* THE REQUEST *
Scan the records for the word "JSON". Copy each line that includes it.

** begin MATERIAL FOR THIS EXERCISE **

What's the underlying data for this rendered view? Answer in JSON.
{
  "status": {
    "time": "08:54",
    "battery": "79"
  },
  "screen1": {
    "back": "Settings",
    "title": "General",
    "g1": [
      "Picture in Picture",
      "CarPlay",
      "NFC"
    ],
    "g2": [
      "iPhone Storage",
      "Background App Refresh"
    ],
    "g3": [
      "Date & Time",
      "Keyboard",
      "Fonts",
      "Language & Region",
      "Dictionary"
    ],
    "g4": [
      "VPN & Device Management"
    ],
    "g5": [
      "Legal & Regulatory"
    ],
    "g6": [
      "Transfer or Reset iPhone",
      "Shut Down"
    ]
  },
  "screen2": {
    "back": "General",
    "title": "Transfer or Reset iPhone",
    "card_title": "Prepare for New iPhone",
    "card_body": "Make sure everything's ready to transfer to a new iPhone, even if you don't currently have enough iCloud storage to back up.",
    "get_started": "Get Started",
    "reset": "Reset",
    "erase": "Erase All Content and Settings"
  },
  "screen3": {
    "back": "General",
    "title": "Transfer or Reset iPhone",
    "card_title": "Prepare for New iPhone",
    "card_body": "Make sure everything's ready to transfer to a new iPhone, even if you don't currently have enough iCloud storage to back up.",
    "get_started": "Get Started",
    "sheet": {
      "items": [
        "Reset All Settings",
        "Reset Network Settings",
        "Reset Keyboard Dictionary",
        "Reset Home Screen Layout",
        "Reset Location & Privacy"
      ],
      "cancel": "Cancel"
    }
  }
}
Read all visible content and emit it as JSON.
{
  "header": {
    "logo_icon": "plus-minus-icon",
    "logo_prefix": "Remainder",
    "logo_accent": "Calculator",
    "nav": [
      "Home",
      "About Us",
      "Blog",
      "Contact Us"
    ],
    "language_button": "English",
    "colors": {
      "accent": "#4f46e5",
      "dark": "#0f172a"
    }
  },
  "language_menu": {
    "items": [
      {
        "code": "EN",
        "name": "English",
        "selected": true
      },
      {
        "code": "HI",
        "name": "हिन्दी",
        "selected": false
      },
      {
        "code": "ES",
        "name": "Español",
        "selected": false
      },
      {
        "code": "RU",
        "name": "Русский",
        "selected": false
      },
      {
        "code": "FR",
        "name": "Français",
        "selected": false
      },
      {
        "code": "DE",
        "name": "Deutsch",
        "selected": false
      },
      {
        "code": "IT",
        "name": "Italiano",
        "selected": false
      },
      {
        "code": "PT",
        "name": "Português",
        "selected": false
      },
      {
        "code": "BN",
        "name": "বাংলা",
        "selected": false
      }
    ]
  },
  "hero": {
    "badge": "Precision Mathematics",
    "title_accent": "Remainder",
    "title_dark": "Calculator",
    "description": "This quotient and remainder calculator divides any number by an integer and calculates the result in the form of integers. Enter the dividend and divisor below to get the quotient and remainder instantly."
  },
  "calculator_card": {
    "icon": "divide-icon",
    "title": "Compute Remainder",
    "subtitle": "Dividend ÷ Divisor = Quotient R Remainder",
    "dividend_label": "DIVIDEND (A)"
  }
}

** end MATERIAL FOR THIS EXERCISE **

* TASK RESPONSE *
What's the underlying data for this rendered view? Answer in JSON.
Read all visible content and emit it as JSON.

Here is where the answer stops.